Trecho da página:
CAMISA 12



(publicada ontem, no Lance!)

RAÇA…?

As palavras estavam frescas na memória de Hulk, na véspera de Brasil x Venezuela. “Raça”, “não pode tirar o pé”, “se tirar vai custar caro”. Não eram cobranças do treinador venezuelano, assustado diante do Everest técnico que separa as duas seleções. Eram ordens de Dunga.

Não. Não cometeremos a injustiça de sacar uma pequena declaração de um contexto muito mais amplo. Mesmo porque um técnico não comete um crime ao exigir disposição de seus jogadores, ainda que este seja um conceito de difícil identificação. A questão é a ênfase e a hierarquia do que se cobra. Defina “raça”, por favor. Do que se trata? É encarar cada disputa de bola como a última, e se alguém fraturar a tíbia, que seja o outro? É correr desordenadamente, se lançar em carrinhos na linha lateral e vibrar com a torcida após uma dividida? Jogar futebol com raiva, é isso?

Porque se for, a Seleção Brasileira não precisa reunir jogadores que atuam nos melhores times do Brasil e da Europa. Rachar todas a bolas, correr sem saber para onde e babar para satisfazer a massa formam um padrão de comportamento que está ao alcance de qualquer um. A não ser que realmente se acredite na fantasia que seduz tantos inocentes: “se igualarmos na pegada, nossa técnica aparecerá”. Contra a Venezuela?! Sério? A derrota para o Chile por acaso se explica por falta de “pegada”?

(Dados de compreensão de documentos)
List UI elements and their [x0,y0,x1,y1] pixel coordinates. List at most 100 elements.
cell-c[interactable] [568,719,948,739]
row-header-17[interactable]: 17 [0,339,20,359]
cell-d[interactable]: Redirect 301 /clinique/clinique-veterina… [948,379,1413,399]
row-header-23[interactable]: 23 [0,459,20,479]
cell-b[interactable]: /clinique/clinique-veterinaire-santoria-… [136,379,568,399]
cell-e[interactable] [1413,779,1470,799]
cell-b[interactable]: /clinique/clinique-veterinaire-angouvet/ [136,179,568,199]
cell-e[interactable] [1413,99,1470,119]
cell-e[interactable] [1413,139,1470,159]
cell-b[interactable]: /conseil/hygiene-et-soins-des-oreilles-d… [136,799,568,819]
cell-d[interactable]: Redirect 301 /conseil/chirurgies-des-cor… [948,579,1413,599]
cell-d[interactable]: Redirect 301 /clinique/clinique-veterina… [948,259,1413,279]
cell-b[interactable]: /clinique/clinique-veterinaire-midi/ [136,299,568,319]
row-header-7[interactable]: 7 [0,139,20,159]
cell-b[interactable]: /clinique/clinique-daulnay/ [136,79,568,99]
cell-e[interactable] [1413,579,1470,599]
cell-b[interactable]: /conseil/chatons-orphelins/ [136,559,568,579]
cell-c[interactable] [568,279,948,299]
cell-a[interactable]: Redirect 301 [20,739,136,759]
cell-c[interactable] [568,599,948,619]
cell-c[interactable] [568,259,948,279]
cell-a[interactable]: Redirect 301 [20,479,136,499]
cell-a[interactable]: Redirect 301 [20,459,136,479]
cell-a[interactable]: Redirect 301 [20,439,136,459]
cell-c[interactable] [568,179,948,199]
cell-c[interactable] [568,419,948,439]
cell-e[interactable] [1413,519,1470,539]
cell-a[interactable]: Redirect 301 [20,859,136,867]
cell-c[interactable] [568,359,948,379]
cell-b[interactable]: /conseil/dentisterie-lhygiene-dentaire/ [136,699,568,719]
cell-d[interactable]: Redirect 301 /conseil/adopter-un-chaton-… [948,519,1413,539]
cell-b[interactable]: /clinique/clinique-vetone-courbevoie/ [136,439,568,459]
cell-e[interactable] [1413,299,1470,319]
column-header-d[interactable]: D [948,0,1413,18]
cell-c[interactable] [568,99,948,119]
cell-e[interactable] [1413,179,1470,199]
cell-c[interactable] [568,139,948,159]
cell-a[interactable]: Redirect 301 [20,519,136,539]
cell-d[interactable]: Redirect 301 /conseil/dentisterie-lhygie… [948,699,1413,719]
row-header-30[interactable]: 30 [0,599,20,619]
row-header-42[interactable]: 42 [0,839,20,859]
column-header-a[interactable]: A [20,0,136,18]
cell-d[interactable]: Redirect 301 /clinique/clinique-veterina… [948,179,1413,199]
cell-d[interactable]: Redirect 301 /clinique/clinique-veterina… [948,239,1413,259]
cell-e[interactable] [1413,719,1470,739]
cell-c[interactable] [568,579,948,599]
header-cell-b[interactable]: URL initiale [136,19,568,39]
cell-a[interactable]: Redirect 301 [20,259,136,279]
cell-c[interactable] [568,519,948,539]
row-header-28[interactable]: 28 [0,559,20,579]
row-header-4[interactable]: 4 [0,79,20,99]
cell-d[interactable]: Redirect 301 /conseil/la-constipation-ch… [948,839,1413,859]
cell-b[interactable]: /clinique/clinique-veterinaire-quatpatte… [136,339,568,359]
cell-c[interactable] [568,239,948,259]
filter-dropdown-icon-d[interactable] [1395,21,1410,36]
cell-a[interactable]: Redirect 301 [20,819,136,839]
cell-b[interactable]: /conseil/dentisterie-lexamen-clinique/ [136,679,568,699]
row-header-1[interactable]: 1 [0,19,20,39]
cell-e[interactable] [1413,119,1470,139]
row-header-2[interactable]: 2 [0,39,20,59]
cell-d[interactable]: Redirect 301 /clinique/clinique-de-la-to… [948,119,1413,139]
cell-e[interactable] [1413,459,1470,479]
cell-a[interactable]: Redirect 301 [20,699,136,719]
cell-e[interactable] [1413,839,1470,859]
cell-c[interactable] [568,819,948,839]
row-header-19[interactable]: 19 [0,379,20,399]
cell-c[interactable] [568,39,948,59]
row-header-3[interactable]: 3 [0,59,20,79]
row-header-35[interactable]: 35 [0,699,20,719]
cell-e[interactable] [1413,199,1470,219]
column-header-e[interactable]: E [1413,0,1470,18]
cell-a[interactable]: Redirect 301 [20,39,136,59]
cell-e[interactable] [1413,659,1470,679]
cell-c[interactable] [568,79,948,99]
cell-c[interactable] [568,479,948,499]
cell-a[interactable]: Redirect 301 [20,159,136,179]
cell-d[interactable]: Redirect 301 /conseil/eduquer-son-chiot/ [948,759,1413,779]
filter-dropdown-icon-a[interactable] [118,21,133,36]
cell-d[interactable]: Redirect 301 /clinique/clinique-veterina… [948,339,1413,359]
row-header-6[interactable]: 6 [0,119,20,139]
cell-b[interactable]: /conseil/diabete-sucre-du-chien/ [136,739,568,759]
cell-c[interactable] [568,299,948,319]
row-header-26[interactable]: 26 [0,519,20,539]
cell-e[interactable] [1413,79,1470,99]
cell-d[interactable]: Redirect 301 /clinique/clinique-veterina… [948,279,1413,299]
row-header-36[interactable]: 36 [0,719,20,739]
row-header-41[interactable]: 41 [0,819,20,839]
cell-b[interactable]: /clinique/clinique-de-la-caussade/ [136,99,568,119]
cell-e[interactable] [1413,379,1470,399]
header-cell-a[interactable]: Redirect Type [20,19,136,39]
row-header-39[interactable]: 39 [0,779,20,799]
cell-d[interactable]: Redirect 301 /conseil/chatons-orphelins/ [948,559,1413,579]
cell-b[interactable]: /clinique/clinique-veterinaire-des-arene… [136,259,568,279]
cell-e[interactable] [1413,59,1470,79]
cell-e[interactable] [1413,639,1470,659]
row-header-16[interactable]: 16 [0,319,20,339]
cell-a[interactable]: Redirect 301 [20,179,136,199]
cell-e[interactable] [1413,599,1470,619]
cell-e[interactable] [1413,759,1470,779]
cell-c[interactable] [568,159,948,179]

Perguntas:
a – Responda, por favor, a estas perguntas sobre a coluna sobre a Seleção de Dunga:
(i) Na véspera de qual jogo as palavras estavam frescas na memória de Hulk?
(ii) De quem eram as ordens?
(iii) Qual derrota é citada na última frase?
b – Dê sequência à coluna sobre a Seleção de Dunga a partir da última frase.
As linhas não têm relação com a coluna sobre a Seleção de Dunga.

Respostas do exercício:
a –
(i) Brasil x Venezuela.
(ii) De Dunga.
(iii) A derrota para o Chile.

b –
Não seria razoável esperar um time exemplar a esta altura, levando em conta as dificuldades que caracterizam o trabalho do técnico da Seleção Brasileira. Mas seria interessante ver um time que procurasse fazer as coisas do jeito certo, com base em virtudes, não em latidos. Mas o que temos é uma Seleção que aceita ser incluída em uma vala comum cujo nome é “Não Há Mais Bobos”. Uma Seleção que acredita que superioridade técnica é o subproduto de uma subjetividade à qual se convencionou chamar de “raça”.

Já notou que não se cobra “raça” de times que jogam bem?

DIPLOMA

Veio de Eurico Miranda – de quem mais? – a chancela que faltava à Liga Sul-Minas-Rio. Se o presidente do Vasco, figura que personifica tudo o que é retrógrado e deve ser combatido no futebol brasileiro, qualificou a nova liga como “imoral”, é porque o movimento está no caminho certo. A Sul-Minas-Rio deveria agradecer a Eurico pelo atestado de qualidade.

OPÇÃO ERRADA

Roberto de Andrade, presidente do Corinthians, pode ser considerado um cartola discreto. Não se notabiliza por cenas espalhafatosas, talvez por não ser a pessoa que realmente dá as cartas no clube. Andrade também fala pouco, o que é saudável. Suas críticas à Democracia Corinthiana explicam por quê. Não existe pior tipo de ignorância do que a voluntária.